**Given problem:**
Copy every line of the records below word for word, leaving out the pictures.

**Entries shown:**
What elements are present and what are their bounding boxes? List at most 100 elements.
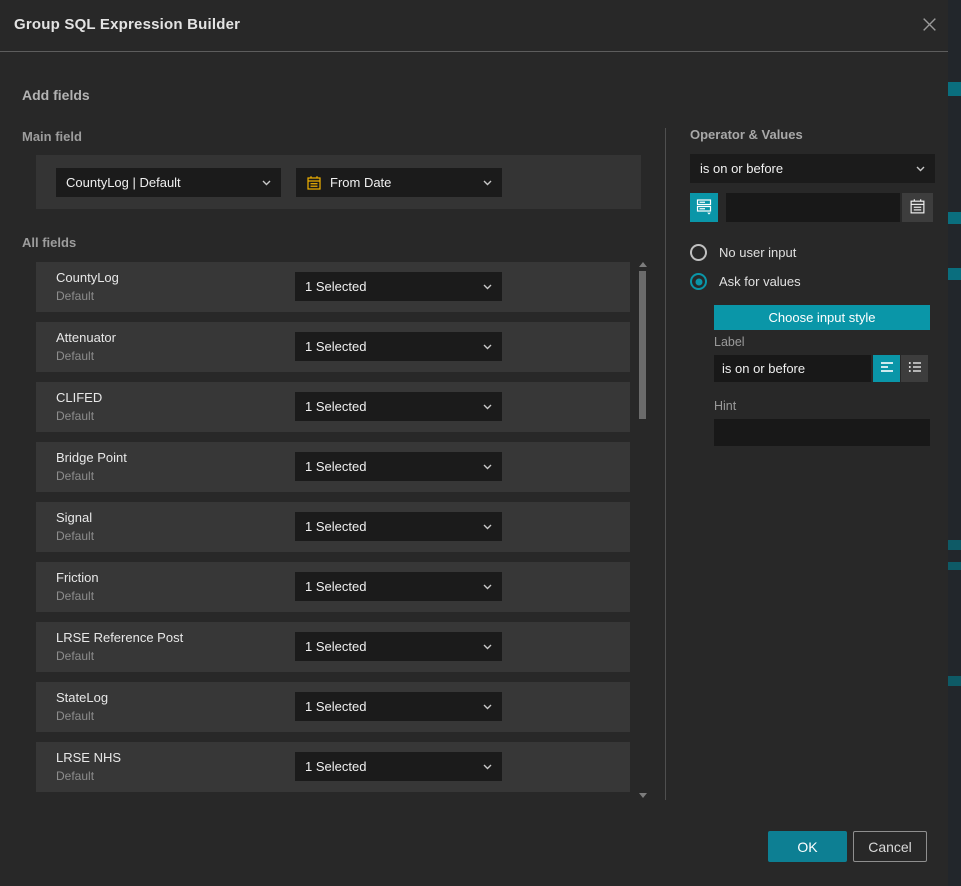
background-page-fragment <box>948 676 961 686</box>
radio-circle <box>690 244 707 261</box>
all-fields-list: CountyLog Default 1 Selected Attenuator … <box>36 262 630 802</box>
field-selection-value: 1 Selected <box>305 699 366 714</box>
background-page-fragment <box>948 540 961 550</box>
chevron-down-icon <box>483 180 492 186</box>
label-caption: Label <box>714 335 745 349</box>
field-row: LRSE Reference Post Default 1 Selected <box>36 622 630 672</box>
dialog-titlebar: Group SQL Expression Builder <box>0 0 948 52</box>
close-icon <box>921 16 938 36</box>
field-sublabel: Default <box>56 769 94 783</box>
chevron-down-icon <box>483 344 492 350</box>
main-field-label: Main field <box>22 129 82 144</box>
field-selection-dropdown[interactable]: 1 Selected <box>295 272 502 301</box>
main-field-box: CountyLog | Default From Date <box>36 155 641 209</box>
field-row: CountyLog Default 1 Selected <box>36 262 630 312</box>
background-page-fragment <box>948 562 961 570</box>
field-name: StateLog <box>56 690 108 705</box>
field-name: Bridge Point <box>56 450 127 465</box>
field-sublabel: Default <box>56 289 94 303</box>
field-selection-value: 1 Selected <box>305 639 366 654</box>
field-sublabel: Default <box>56 709 94 723</box>
field-sublabel: Default <box>56 649 94 663</box>
operator-dropdown[interactable]: is on or before <box>690 154 935 183</box>
calendar-picker-button[interactable] <box>902 193 933 222</box>
field-selection-dropdown[interactable]: 1 Selected <box>295 452 502 481</box>
choose-input-style-button[interactable]: Choose input style <box>714 305 930 330</box>
scrollbar-down-arrow[interactable] <box>639 793 647 798</box>
radio-no-user-input[interactable]: No user input <box>690 244 796 261</box>
operator-value: is on or before <box>700 161 783 176</box>
field-sublabel: Default <box>56 589 94 603</box>
field-selection-value: 1 Selected <box>305 759 366 774</box>
chevron-down-icon <box>483 584 492 590</box>
single-line-input-button[interactable] <box>873 355 900 382</box>
background-page-fragment <box>948 82 961 96</box>
scrollbar-up-arrow[interactable] <box>639 262 647 267</box>
chevron-down-icon <box>483 404 492 410</box>
operator-values-heading: Operator & Values <box>690 127 803 142</box>
bulleted-list-icon <box>907 359 923 378</box>
field-selection-dropdown[interactable]: 1 Selected <box>295 572 502 601</box>
dialog-title: Group SQL Expression Builder <box>14 16 240 33</box>
field-selection-value: 1 Selected <box>305 459 366 474</box>
field-name: Attenuator <box>56 330 116 345</box>
ok-button[interactable]: OK <box>768 831 847 862</box>
hint-input[interactable] <box>714 419 930 446</box>
field-selection-dropdown[interactable]: 1 Selected <box>295 512 502 541</box>
field-selection-value: 1 Selected <box>305 339 366 354</box>
field-row: Signal Default 1 Selected <box>36 502 630 552</box>
field-row: CLIFED Default 1 Selected <box>36 382 630 432</box>
field-sublabel: Default <box>56 409 94 423</box>
field-name: Friction <box>56 570 99 585</box>
field-name: LRSE Reference Post <box>56 630 183 645</box>
align-left-icon <box>879 359 895 378</box>
field-name: LRSE NHS <box>56 750 121 765</box>
field-selection-dropdown[interactable]: 1 Selected <box>295 332 502 361</box>
all-fields-label: All fields <box>22 235 76 250</box>
list-input-button[interactable] <box>901 355 928 382</box>
main-field-source-dropdown[interactable]: CountyLog | Default <box>56 168 281 197</box>
chevron-down-icon <box>916 166 925 172</box>
field-selection-dropdown[interactable]: 1 Selected <box>295 692 502 721</box>
cancel-button[interactable]: Cancel <box>853 831 927 862</box>
field-row: StateLog Default 1 Selected <box>36 682 630 732</box>
panel-divider <box>665 128 666 800</box>
field-row: Bridge Point Default 1 Selected <box>36 442 630 492</box>
field-row: LRSE NHS Default 1 Selected <box>36 742 630 792</box>
value-input[interactable] <box>726 193 900 222</box>
close-button[interactable] <box>916 13 942 39</box>
radio-circle-checked <box>690 273 707 290</box>
group-sql-expression-builder-dialog: Group SQL Expression Builder Add fields … <box>0 0 948 886</box>
hint-caption: Hint <box>714 399 736 413</box>
field-row: Friction Default 1 Selected <box>36 562 630 612</box>
field-sublabel: Default <box>56 469 94 483</box>
input-type-button[interactable] <box>690 193 718 222</box>
main-field-field-dropdown[interactable]: From Date <box>296 168 502 197</box>
field-selection-value: 1 Selected <box>305 579 366 594</box>
calendar-icon <box>909 198 926 218</box>
radio-label: No user input <box>719 245 796 260</box>
scrollbar-thumb[interactable] <box>639 271 646 419</box>
field-row: Attenuator Default 1 Selected <box>36 322 630 372</box>
field-selection-dropdown[interactable]: 1 Selected <box>295 752 502 781</box>
field-name: CLIFED <box>56 390 102 405</box>
field-selection-value: 1 Selected <box>305 279 366 294</box>
main-field-source-value: CountyLog | Default <box>66 175 181 190</box>
chevron-down-icon <box>483 464 492 470</box>
field-selection-value: 1 Selected <box>305 519 366 534</box>
chevron-down-icon <box>483 644 492 650</box>
label-input[interactable] <box>714 355 871 382</box>
chevron-down-icon <box>262 180 271 186</box>
field-name: Signal <box>56 510 92 525</box>
field-name: CountyLog <box>56 270 119 285</box>
radio-ask-for-values[interactable]: Ask for values <box>690 273 801 290</box>
radio-label: Ask for values <box>719 274 801 289</box>
field-selection-value: 1 Selected <box>305 399 366 414</box>
field-selection-dropdown[interactable]: 1 Selected <box>295 632 502 661</box>
main-field-field-value: From Date <box>330 175 391 190</box>
calendar-icon <box>306 175 322 191</box>
background-page-fragment <box>948 268 961 280</box>
chevron-down-icon <box>483 284 492 290</box>
field-selection-dropdown[interactable]: 1 Selected <box>295 392 502 421</box>
input-type-icon <box>695 197 713 218</box>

**Result:**
What elements are present and what are their bounding boxes? List at most 100 elements.
background-page-fragment <box>948 676 961 686</box>
radio-circle <box>690 244 707 261</box>
all-fields-list: CountyLog Default 1 Selected Attenuator … <box>36 262 630 802</box>
field-selection-value: 1 Selected <box>305 699 366 714</box>
background-page-fragment <box>948 540 961 550</box>
chevron-down-icon <box>483 180 492 186</box>
label-caption: Label <box>714 335 745 349</box>
field-row: LRSE Reference Post Default 1 Selected <box>36 622 630 672</box>
dialog-titlebar: Group SQL Expression Builder <box>0 0 948 52</box>
close-icon <box>921 16 938 36</box>
field-sublabel: Default <box>56 769 94 783</box>
chevron-down-icon <box>483 344 492 350</box>
main-field-label: Main field <box>22 129 82 144</box>
field-selection-dropdown[interactable]: 1 Selected <box>295 272 502 301</box>
main-field-box: CountyLog | Default From Date <box>36 155 641 209</box>
field-row: CountyLog Default 1 Selected <box>36 262 630 312</box>
background-page-fragment <box>948 562 961 570</box>
field-name: StateLog <box>56 690 108 705</box>
field-name: Bridge Point <box>56 450 127 465</box>
field-sublabel: Default <box>56 289 94 303</box>
field-selection-value: 1 Selected <box>305 639 366 654</box>
field-sublabel: Default <box>56 709 94 723</box>
field-sublabel: Default <box>56 649 94 663</box>
operator-dropdown[interactable]: is on or before <box>690 154 935 183</box>
calendar-picker-button[interactable] <box>902 193 933 222</box>
field-selection-dropdown[interactable]: 1 Selected <box>295 452 502 481</box>
choose-input-style-button[interactable]: Choose input style <box>714 305 930 330</box>
scrollbar-down-arrow[interactable] <box>639 793 647 798</box>
radio-no-user-input[interactable]: No user input <box>690 244 796 261</box>
operator-value: is on or before <box>700 161 783 176</box>
field-sublabel: Default <box>56 589 94 603</box>
field-selection-value: 1 Selected <box>305 759 366 774</box>
chevron-down-icon <box>483 584 492 590</box>
single-line-input-button[interactable] <box>873 355 900 382</box>
background-page-fragment <box>948 82 961 96</box>
scrollbar-up-arrow[interactable] <box>639 262 647 267</box>
chevron-down-icon <box>483 404 492 410</box>
operator-values-heading: Operator & Values <box>690 127 803 142</box>
bulleted-list-icon <box>907 359 923 378</box>
field-selection-dropdown[interactable]: 1 Selected <box>295 572 502 601</box>
dialog-title: Group SQL Expression Builder <box>14 16 240 33</box>
field-selection-value: 1 Selected <box>305 459 366 474</box>
field-name: Attenuator <box>56 330 116 345</box>
ok-button[interactable]: OK <box>768 831 847 862</box>
hint-input[interactable] <box>714 419 930 446</box>
field-selection-dropdown[interactable]: 1 Selected <box>295 512 502 541</box>
field-selection-value: 1 Selected <box>305 339 366 354</box>
field-row: Signal Default 1 Selected <box>36 502 630 552</box>
field-row: CLIFED Default 1 Selected <box>36 382 630 432</box>
field-sublabel: Default <box>56 409 94 423</box>
field-name: Friction <box>56 570 99 585</box>
field-name: LRSE Reference Post <box>56 630 183 645</box>
align-left-icon <box>879 359 895 378</box>
field-name: LRSE NHS <box>56 750 121 765</box>
field-selection-dropdown[interactable]: 1 Selected <box>295 332 502 361</box>
all-fields-label: All fields <box>22 235 76 250</box>
list-input-button[interactable] <box>901 355 928 382</box>
main-field-source-dropdown[interactable]: CountyLog | Default <box>56 168 281 197</box>
chevron-down-icon <box>916 166 925 172</box>
field-selection-dropdown[interactable]: 1 Selected <box>295 692 502 721</box>
cancel-button[interactable]: Cancel <box>853 831 927 862</box>
field-row: StateLog Default 1 Selected <box>36 682 630 732</box>
panel-divider <box>665 128 666 800</box>
field-row: Bridge Point Default 1 Selected <box>36 442 630 492</box>
field-row: LRSE NHS Default 1 Selected <box>36 742 630 792</box>
value-input[interactable] <box>726 193 900 222</box>
close-button[interactable] <box>916 13 942 39</box>
radio-circle-checked <box>690 273 707 290</box>
group-sql-expression-builder-dialog: Group SQL Expression Builder Add fields … <box>0 0 948 886</box>
hint-caption: Hint <box>714 399 736 413</box>
field-row: Friction Default 1 Selected <box>36 562 630 612</box>
field-sublabel: Default <box>56 469 94 483</box>
input-type-button[interactable] <box>690 193 718 222</box>
main-field-field-dropdown[interactable]: From Date <box>296 168 502 197</box>
field-selection-value: 1 Selected <box>305 579 366 594</box>
calendar-icon <box>909 198 926 218</box>
radio-label: No user input <box>719 245 796 260</box>
scrollbar-thumb[interactable] <box>639 271 646 419</box>
field-row: Attenuator Default 1 Selected <box>36 322 630 372</box>
field-selection-dropdown[interactable]: 1 Selected <box>295 752 502 781</box>
field-name: CLIFED <box>56 390 102 405</box>
field-selection-value: 1 Selected <box>305 279 366 294</box>
main-field-source-value: CountyLog | Default <box>66 175 181 190</box>
chevron-down-icon <box>483 464 492 470</box>
field-selection-value: 1 Selected <box>305 519 366 534</box>
chevron-down-icon <box>483 644 492 650</box>
label-input[interactable] <box>714 355 871 382</box>
chevron-down-icon <box>262 180 271 186</box>
field-name: Signal <box>56 510 92 525</box>
field-name: CountyLog <box>56 270 119 285</box>
radio-ask-for-values[interactable]: Ask for values <box>690 273 801 290</box>
radio-label: Ask for values <box>719 274 801 289</box>
field-selection-value: 1 Selected <box>305 399 366 414</box>
field-selection-dropdown[interactable]: 1 Selected <box>295 632 502 661</box>
main-field-field-value: From Date <box>330 175 391 190</box>
calendar-icon <box>306 175 322 191</box>
background-page-fragment <box>948 268 961 280</box>
chevron-down-icon <box>483 284 492 290</box>
field-selection-dropdown[interactable]: 1 Selected <box>295 392 502 421</box>
input-type-icon <box>695 197 713 218</box>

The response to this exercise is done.